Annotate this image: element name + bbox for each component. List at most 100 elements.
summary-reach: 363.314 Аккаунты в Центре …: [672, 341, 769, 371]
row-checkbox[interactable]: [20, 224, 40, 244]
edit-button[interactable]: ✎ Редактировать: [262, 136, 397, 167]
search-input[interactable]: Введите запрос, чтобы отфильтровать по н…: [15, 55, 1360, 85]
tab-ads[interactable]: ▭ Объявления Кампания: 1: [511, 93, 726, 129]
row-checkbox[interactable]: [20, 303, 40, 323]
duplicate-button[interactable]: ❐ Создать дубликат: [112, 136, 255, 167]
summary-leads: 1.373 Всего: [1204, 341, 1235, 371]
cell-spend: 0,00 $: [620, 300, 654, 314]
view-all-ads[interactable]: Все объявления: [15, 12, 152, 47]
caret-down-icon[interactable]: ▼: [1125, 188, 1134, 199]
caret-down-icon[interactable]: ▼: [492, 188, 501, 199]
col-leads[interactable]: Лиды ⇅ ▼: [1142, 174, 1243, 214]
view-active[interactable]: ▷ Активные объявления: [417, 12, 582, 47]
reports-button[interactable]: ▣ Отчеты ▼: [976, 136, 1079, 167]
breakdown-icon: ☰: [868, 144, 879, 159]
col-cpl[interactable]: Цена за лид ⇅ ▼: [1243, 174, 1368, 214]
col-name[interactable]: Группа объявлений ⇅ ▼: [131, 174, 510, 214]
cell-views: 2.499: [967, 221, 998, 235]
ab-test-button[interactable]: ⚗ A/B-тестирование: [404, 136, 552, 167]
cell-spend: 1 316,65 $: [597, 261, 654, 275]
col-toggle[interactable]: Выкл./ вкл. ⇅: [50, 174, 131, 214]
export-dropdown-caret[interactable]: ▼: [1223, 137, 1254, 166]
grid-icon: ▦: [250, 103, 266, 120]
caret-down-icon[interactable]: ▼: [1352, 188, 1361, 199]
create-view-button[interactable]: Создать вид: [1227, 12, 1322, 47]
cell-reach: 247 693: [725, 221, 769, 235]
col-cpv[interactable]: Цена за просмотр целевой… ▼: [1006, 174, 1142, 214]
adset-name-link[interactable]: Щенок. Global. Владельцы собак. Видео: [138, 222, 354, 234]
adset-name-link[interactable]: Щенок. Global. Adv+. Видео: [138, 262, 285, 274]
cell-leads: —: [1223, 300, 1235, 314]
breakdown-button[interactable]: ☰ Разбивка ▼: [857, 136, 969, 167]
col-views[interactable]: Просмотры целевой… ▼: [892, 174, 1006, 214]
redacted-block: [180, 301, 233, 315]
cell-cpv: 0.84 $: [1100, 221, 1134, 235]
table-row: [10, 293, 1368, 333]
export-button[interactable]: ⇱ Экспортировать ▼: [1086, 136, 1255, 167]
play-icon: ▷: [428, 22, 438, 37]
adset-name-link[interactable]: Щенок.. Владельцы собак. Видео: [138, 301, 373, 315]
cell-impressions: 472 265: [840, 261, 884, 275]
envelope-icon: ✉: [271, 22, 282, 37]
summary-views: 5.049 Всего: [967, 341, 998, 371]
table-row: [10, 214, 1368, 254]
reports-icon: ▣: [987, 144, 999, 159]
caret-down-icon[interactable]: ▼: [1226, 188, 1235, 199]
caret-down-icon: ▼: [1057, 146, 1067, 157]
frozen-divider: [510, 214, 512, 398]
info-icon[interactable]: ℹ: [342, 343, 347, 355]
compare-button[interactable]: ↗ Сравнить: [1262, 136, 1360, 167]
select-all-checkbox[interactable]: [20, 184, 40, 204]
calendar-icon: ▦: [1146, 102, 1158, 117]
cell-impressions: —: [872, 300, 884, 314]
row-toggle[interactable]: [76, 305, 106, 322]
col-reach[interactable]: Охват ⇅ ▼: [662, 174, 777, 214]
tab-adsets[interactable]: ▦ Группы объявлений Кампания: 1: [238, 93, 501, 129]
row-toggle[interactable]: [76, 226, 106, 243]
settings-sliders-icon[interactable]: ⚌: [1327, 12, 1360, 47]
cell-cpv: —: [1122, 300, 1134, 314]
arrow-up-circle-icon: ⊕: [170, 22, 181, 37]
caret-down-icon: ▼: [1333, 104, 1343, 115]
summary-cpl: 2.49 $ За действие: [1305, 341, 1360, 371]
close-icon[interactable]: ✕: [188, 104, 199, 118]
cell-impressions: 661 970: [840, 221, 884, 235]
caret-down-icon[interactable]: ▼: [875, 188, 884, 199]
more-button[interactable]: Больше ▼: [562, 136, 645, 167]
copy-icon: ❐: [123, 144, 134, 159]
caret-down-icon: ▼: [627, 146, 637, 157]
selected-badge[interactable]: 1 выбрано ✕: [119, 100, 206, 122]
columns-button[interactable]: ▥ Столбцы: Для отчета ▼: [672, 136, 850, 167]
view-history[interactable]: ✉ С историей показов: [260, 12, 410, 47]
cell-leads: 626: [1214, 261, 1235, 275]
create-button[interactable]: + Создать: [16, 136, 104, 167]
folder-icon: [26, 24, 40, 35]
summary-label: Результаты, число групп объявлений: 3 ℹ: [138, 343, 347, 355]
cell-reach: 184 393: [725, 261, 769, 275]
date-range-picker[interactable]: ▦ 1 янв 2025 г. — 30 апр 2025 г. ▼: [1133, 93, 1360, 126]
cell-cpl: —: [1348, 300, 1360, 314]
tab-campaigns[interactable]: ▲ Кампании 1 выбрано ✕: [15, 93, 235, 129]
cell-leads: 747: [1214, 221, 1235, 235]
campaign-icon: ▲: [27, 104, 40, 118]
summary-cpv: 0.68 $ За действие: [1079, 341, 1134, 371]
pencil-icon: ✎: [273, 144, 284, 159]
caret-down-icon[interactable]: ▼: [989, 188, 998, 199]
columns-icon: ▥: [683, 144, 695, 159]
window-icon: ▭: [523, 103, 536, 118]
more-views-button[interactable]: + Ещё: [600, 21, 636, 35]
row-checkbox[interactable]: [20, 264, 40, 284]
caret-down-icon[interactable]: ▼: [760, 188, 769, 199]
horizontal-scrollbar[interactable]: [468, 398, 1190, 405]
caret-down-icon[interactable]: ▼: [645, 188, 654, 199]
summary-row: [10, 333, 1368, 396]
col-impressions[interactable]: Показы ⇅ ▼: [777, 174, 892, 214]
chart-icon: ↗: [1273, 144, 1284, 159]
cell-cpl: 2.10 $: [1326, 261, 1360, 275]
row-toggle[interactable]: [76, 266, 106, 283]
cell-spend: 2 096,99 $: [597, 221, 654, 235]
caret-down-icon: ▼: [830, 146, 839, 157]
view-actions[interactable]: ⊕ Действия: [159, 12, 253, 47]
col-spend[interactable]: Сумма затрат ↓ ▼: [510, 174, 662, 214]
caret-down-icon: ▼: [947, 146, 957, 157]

• _TASK TO COMPLETE_
Copy out every line of the rows above without changing a single character.

• _TASK RESULT_
Annotate this image: element name + bbox for each component. List at most 100 elements.
summary-reach: 363.314 Аккаунты в Центре …: [672, 341, 769, 371]
row-checkbox[interactable]: [20, 224, 40, 244]
edit-button[interactable]: ✎ Редактировать: [262, 136, 397, 167]
search-input[interactable]: Введите запрос, чтобы отфильтровать по н…: [15, 55, 1360, 85]
tab-ads[interactable]: ▭ Объявления Кампания: 1: [511, 93, 726, 129]
row-checkbox[interactable]: [20, 303, 40, 323]
duplicate-button[interactable]: ❐ Создать дубликат: [112, 136, 255, 167]
summary-leads: 1.373 Всего: [1204, 341, 1235, 371]
cell-spend: 0,00 $: [620, 300, 654, 314]
view-all-ads[interactable]: Все объявления: [15, 12, 152, 47]
caret-down-icon[interactable]: ▼: [1125, 188, 1134, 199]
caret-down-icon[interactable]: ▼: [492, 188, 501, 199]
col-leads[interactable]: Лиды ⇅ ▼: [1142, 174, 1243, 214]
view-active[interactable]: ▷ Активные объявления: [417, 12, 582, 47]
reports-button[interactable]: ▣ Отчеты ▼: [976, 136, 1079, 167]
breakdown-icon: ☰: [868, 144, 879, 159]
col-cpl[interactable]: Цена за лид ⇅ ▼: [1243, 174, 1368, 214]
col-name[interactable]: Группа объявлений ⇅ ▼: [131, 174, 510, 214]
cell-views: 2.499: [967, 221, 998, 235]
ab-test-button[interactable]: ⚗ A/B-тестирование: [404, 136, 552, 167]
cell-spend: 1 316,65 $: [597, 261, 654, 275]
col-toggle[interactable]: Выкл./ вкл. ⇅: [50, 174, 131, 214]
export-dropdown-caret[interactable]: ▼: [1223, 137, 1254, 166]
grid-icon: ▦: [250, 103, 266, 120]
caret-down-icon[interactable]: ▼: [1352, 188, 1361, 199]
create-view-button[interactable]: Создать вид: [1227, 12, 1322, 47]
cell-reach: 247 693: [725, 221, 769, 235]
col-cpv[interactable]: Цена за просмотр целевой… ▼: [1006, 174, 1142, 214]
adset-name-link[interactable]: Щенок. Global. Владельцы собак. Видео: [138, 222, 354, 234]
adset-name-link[interactable]: Щенок. Global. Adv+. Видео: [138, 262, 285, 274]
cell-leads: —: [1223, 300, 1235, 314]
breakdown-button[interactable]: ☰ Разбивка ▼: [857, 136, 969, 167]
col-views[interactable]: Просмотры целевой… ▼: [892, 174, 1006, 214]
redacted-block: [180, 301, 233, 315]
cell-cpv: 0.84 $: [1100, 221, 1134, 235]
table-row: [10, 293, 1368, 333]
export-button[interactable]: ⇱ Экспортировать ▼: [1086, 136, 1255, 167]
play-icon: ▷: [428, 22, 438, 37]
adset-name-link[interactable]: Щенок.. Владельцы собак. Видео: [138, 301, 373, 315]
cell-impressions: 472 265: [840, 261, 884, 275]
envelope-icon: ✉: [271, 22, 282, 37]
summary-views: 5.049 Всего: [967, 341, 998, 371]
table-row: [10, 214, 1368, 254]
reports-icon: ▣: [987, 144, 999, 159]
caret-down-icon[interactable]: ▼: [1226, 188, 1235, 199]
caret-down-icon: ▼: [1057, 146, 1067, 157]
frozen-divider: [510, 214, 512, 398]
info-icon[interactable]: ℹ: [342, 343, 347, 355]
compare-button[interactable]: ↗ Сравнить: [1262, 136, 1360, 167]
select-all-checkbox[interactable]: [20, 184, 40, 204]
calendar-icon: ▦: [1146, 102, 1158, 117]
cell-impressions: —: [872, 300, 884, 314]
row-toggle[interactable]: [76, 305, 106, 322]
col-reach[interactable]: Охват ⇅ ▼: [662, 174, 777, 214]
tab-adsets[interactable]: ▦ Группы объявлений Кампания: 1: [238, 93, 501, 129]
row-toggle[interactable]: [76, 226, 106, 243]
settings-sliders-icon[interactable]: ⚌: [1327, 12, 1360, 47]
cell-cpv: —: [1122, 300, 1134, 314]
arrow-up-circle-icon: ⊕: [170, 22, 181, 37]
caret-down-icon: ▼: [1333, 104, 1343, 115]
summary-cpl: 2.49 $ За действие: [1305, 341, 1360, 371]
close-icon[interactable]: ✕: [188, 104, 199, 118]
cell-impressions: 661 970: [840, 221, 884, 235]
caret-down-icon[interactable]: ▼: [875, 188, 884, 199]
more-button[interactable]: Больше ▼: [562, 136, 645, 167]
copy-icon: ❐: [123, 144, 134, 159]
caret-down-icon: ▼: [627, 146, 637, 157]
selected-badge[interactable]: 1 выбрано ✕: [119, 100, 206, 122]
columns-button[interactable]: ▥ Столбцы: Для отчета ▼: [672, 136, 850, 167]
view-history[interactable]: ✉ С историей показов: [260, 12, 410, 47]
cell-leads: 626: [1214, 261, 1235, 275]
create-button[interactable]: + Создать: [16, 136, 104, 167]
folder-icon: [26, 24, 40, 35]
summary-label: Результаты, число групп объявлений: 3 ℹ: [138, 343, 347, 355]
cell-reach: 184 393: [725, 261, 769, 275]
date-range-picker[interactable]: ▦ 1 янв 2025 г. — 30 апр 2025 г. ▼: [1133, 93, 1360, 126]
cell-cpl: —: [1348, 300, 1360, 314]
tab-campaigns[interactable]: ▲ Кампании 1 выбрано ✕: [15, 93, 235, 129]
cell-leads: 747: [1214, 221, 1235, 235]
campaign-icon: ▲: [27, 104, 40, 118]
summary-cpv: 0.68 $ За действие: [1079, 341, 1134, 371]
pencil-icon: ✎: [273, 144, 284, 159]
caret-down-icon[interactable]: ▼: [989, 188, 998, 199]
columns-icon: ▥: [683, 144, 695, 159]
window-icon: ▭: [523, 103, 536, 118]
more-views-button[interactable]: + Ещё: [600, 21, 636, 35]
row-checkbox[interactable]: [20, 264, 40, 284]
caret-down-icon[interactable]: ▼: [760, 188, 769, 199]
horizontal-scrollbar[interactable]: [468, 398, 1190, 405]
caret-down-icon[interactable]: ▼: [645, 188, 654, 199]
summary-row: [10, 333, 1368, 396]
col-impressions[interactable]: Показы ⇅ ▼: [777, 174, 892, 214]
chart-icon: ↗: [1273, 144, 1284, 159]
cell-cpl: 2.10 $: [1326, 261, 1360, 275]
row-toggle[interactable]: [76, 266, 106, 283]
cell-spend: 2 096,99 $: [597, 221, 654, 235]
caret-down-icon: ▼: [830, 146, 839, 157]
view-actions[interactable]: ⊕ Действия: [159, 12, 253, 47]
col-spend[interactable]: Сумма затрат ↓ ▼: [510, 174, 662, 214]
caret-down-icon: ▼: [947, 146, 957, 157]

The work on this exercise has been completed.